● **Page excerpt**:
The Impact of the Uses of Humanoids Robots (HR) on Firms Performance

The Impact of the Uses of Humanoids Robots (HR) on Firms Performance

Abstract

This short academic note provides an overview of the role of humanoid robots (HR) in the economy from a microeconomic perspective. In the first section, we present a general introduction to robots. The second section offers a brief history of robots. The third section focuses on the basic requirements for building a humanoid robot (HR). In the fourth section, we delve into a microeconomic analysis of the impact of humanoid robots (HR) on firms, specifically regarding cost, revenue, and profit maximization. Additionally, this research emphasizes that humanoid robots (HR) are likely to create two possible outcomes, both of which require adaptation: job disruption versus job relocation and adaptation. We highlight key aspects of the emerging role of humanoid robots (HR) as a potential and effective substitute for human labour across various production sectors, as well as the profound changes occurring in the labour market.

 Keywords: Robots, humanoids, artificial intelligence, microeconomics, firm, research, jobs.

JEL: A1, B00.

● **Aim of the exercise**: Can you carry on the note on humanoid robots and firm performance from its last line? You won't need any of the data.

● **Spatial layout data**:
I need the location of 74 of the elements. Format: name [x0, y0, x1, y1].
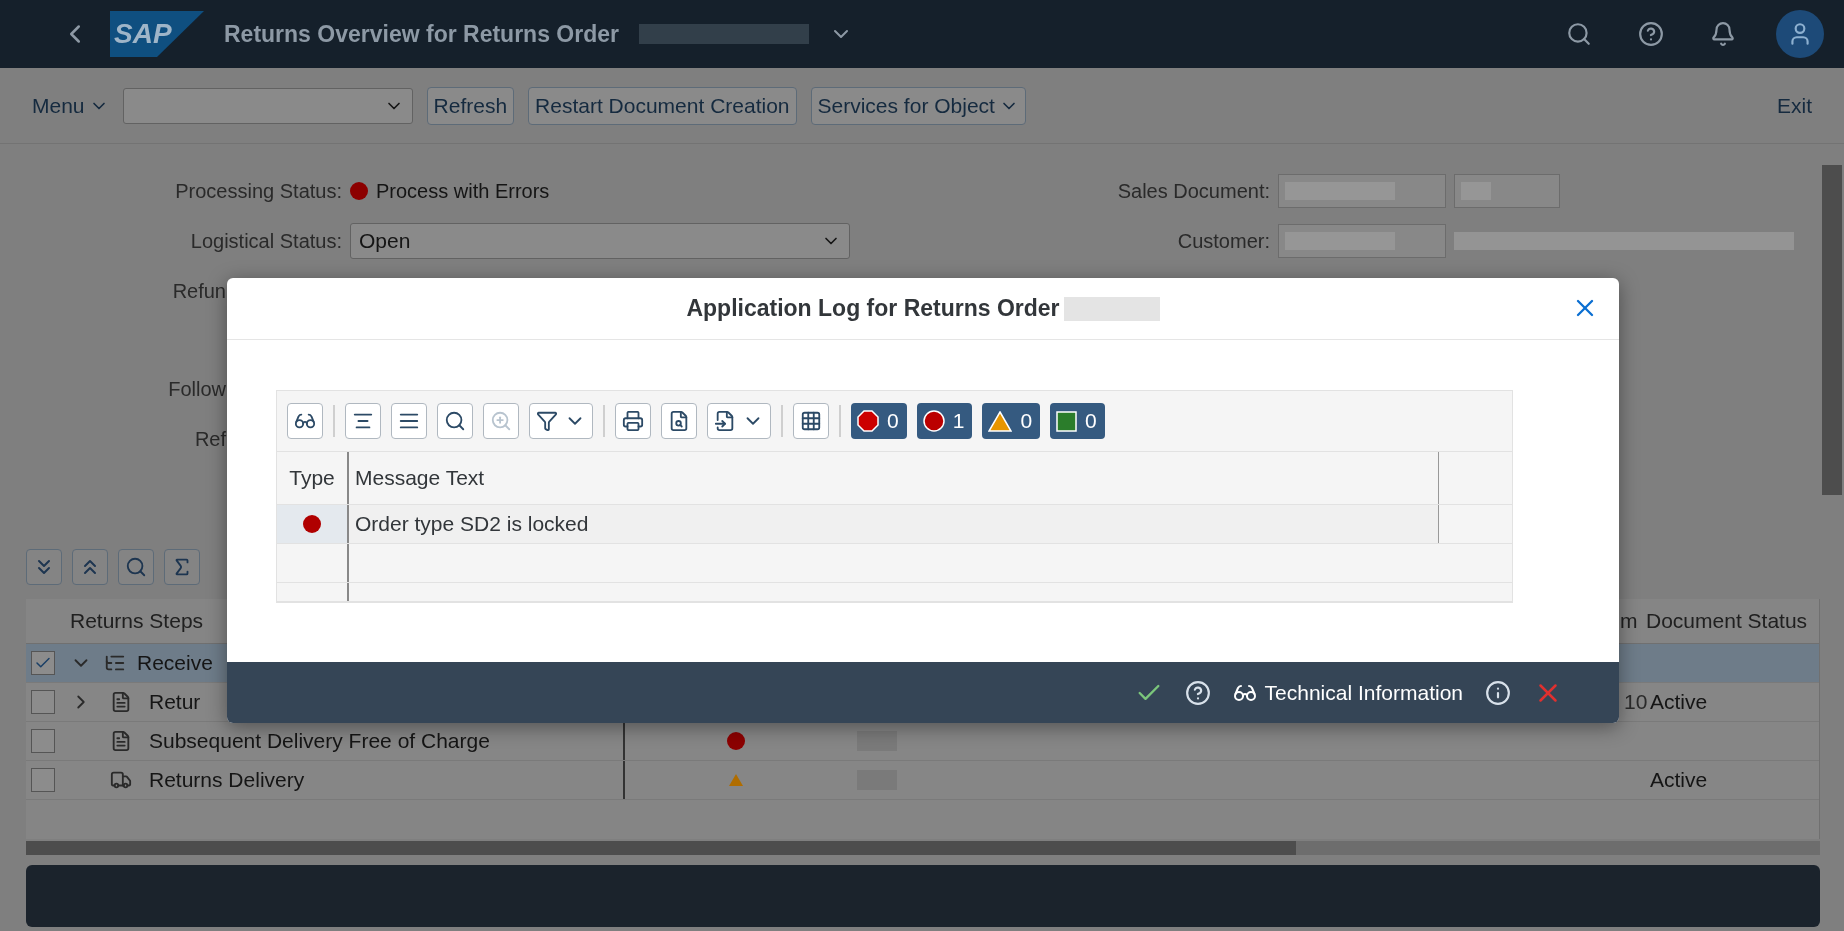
expand-all-button[interactable]: [26, 548, 62, 585]
column-header: Document Status: [1646, 609, 1808, 633]
printer-icon: [622, 410, 644, 432]
column-header: m: [1620, 609, 1638, 632]
vertical-scrollbar[interactable]: [1822, 165, 1842, 495]
search-icon: [444, 410, 466, 432]
menu-button[interactable]: Menu: [32, 93, 109, 118]
field-label: Ref: [194, 427, 226, 451]
toolbar-button[interactable]: Refresh: [426, 86, 515, 125]
toolbar-button[interactable]: Services for Object: [810, 86, 1026, 125]
blurred-text-block: [857, 731, 897, 751]
status-select[interactable]: Open: [350, 223, 850, 259]
table-cell: Active: [1650, 690, 1708, 714]
column-header: Returns Steps: [70, 609, 204, 632]
toolbar-button[interactable]: Restart Document Creation: [528, 86, 797, 125]
table-cell: Active: [1650, 768, 1708, 792]
print-button[interactable]: [615, 403, 651, 439]
column-header: Type: [289, 466, 335, 490]
info-icon[interactable]: [1485, 679, 1511, 706]
message-count-button[interactable]: 0: [851, 403, 907, 439]
status-dot-icon: [350, 182, 368, 200]
sort-descending-button[interactable]: [391, 403, 427, 439]
column-header: Message Text: [355, 466, 485, 490]
window-title: Returns Overview for Returns Order: [224, 20, 619, 48]
table-cell: 10: [1624, 690, 1648, 714]
search-icon[interactable]: [1566, 21, 1592, 47]
filter-icon: [536, 410, 558, 432]
table-row[interactable]: Returns Delivery Active: [26, 761, 1819, 800]
input-field[interactable]: [1278, 224, 1446, 258]
filter-button[interactable]: [529, 403, 593, 439]
row-checkbox[interactable]: [31, 651, 55, 675]
search-icon: [125, 555, 147, 578]
user-avatar[interactable]: [1776, 10, 1824, 58]
status-value: Process with Errors: [376, 179, 550, 203]
exit-button[interactable]: Exit: [1777, 93, 1812, 118]
export-button[interactable]: [707, 403, 771, 439]
message-count-button[interactable]: 0: [1050, 403, 1105, 439]
logo: SAP: [110, 11, 204, 57]
step-name: Retur: [149, 690, 201, 714]
row-checkbox[interactable]: [31, 729, 55, 753]
field-label: Follow: [168, 377, 226, 401]
step-name: Subsequent Delivery Free of Charge: [149, 729, 490, 753]
layout-button[interactable]: [793, 403, 829, 439]
table-row[interactable]: Subsequent Delivery Free of Charge: [26, 722, 1819, 761]
input-field[interactable]: [1454, 174, 1560, 208]
help-icon[interactable]: [1638, 21, 1664, 47]
grid-icon: [800, 410, 822, 432]
sort-ascending-button[interactable]: [345, 403, 381, 439]
input-field[interactable]: [1278, 174, 1446, 208]
bell-icon[interactable]: [1710, 21, 1736, 47]
field-label: Refun: [172, 279, 226, 303]
field-label: Customer:: [1177, 229, 1270, 253]
message-count-button[interactable]: 0: [982, 403, 1041, 439]
field-label: Sales Document:: [1117, 179, 1270, 203]
zoom-in-icon: [490, 410, 512, 432]
sum-button[interactable]: [164, 548, 200, 585]
row-checkbox[interactable]: [31, 768, 55, 792]
details-button[interactable]: [287, 403, 323, 439]
export-icon: [714, 410, 736, 432]
dialog-title: Application Log for Returns Order: [686, 295, 1060, 322]
document-search-icon: [668, 410, 690, 432]
collapse-all-button[interactable]: [72, 548, 108, 585]
search-button[interactable]: [437, 403, 473, 439]
field-label: Processing Status:: [175, 179, 342, 203]
field-label: Logistical Status:: [190, 229, 342, 253]
print-preview-button[interactable]: [661, 403, 697, 439]
step-name: Returns Delivery: [149, 768, 305, 792]
horizontal-scrollbar[interactable]: [26, 841, 1820, 855]
technical-information-button[interactable]: Technical Information: [1232, 680, 1463, 705]
step-name: Receive: [137, 651, 213, 675]
message-text: Order type SD2 is locked: [355, 512, 589, 536]
command-field[interactable]: [122, 87, 413, 124]
message-count-button[interactable]: 1: [916, 403, 973, 439]
row-checkbox[interactable]: [31, 690, 55, 714]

● **Written response**:
 1.      Introduction

The idea of robots (West, 2018) is quite confusing and not well understood by most knowledgeable people. We need to start with automation as the basic premise of robotics. The primary concept of automation is reducing human intervention in the production process to increase productivity and decrease dependency on workers for the generation of goods or services for the market. The origin of automation lies in the use of basic tools as extensions of our arms or bodies in the production process (Cilekoglu, Moreno, and Ramos, 2021).

 The second stage of automation involves the creation and use of machines to facilitate production, improving efficiency with the aim of reducing production costs (total, average, and marginal). This enables the production of higher-quality goods and larger quantities, lowering prices in the market, which in turn generates faster and significant revenue in the short term. The ultimate goal is to generate substantial profits (by maximizing sales and minimizing production costs) and achieve rapid wealth accumulation in a sustainable manner.

The third stage of automation is the transition from mechanical machines (operated by workers) to fully autonomous machines (controlled by computers and advanced software) that require minimal human labour in the production process. These machines offer high productivity (through standardization and large-scale production) and efficiency (by ensuring quality and volume).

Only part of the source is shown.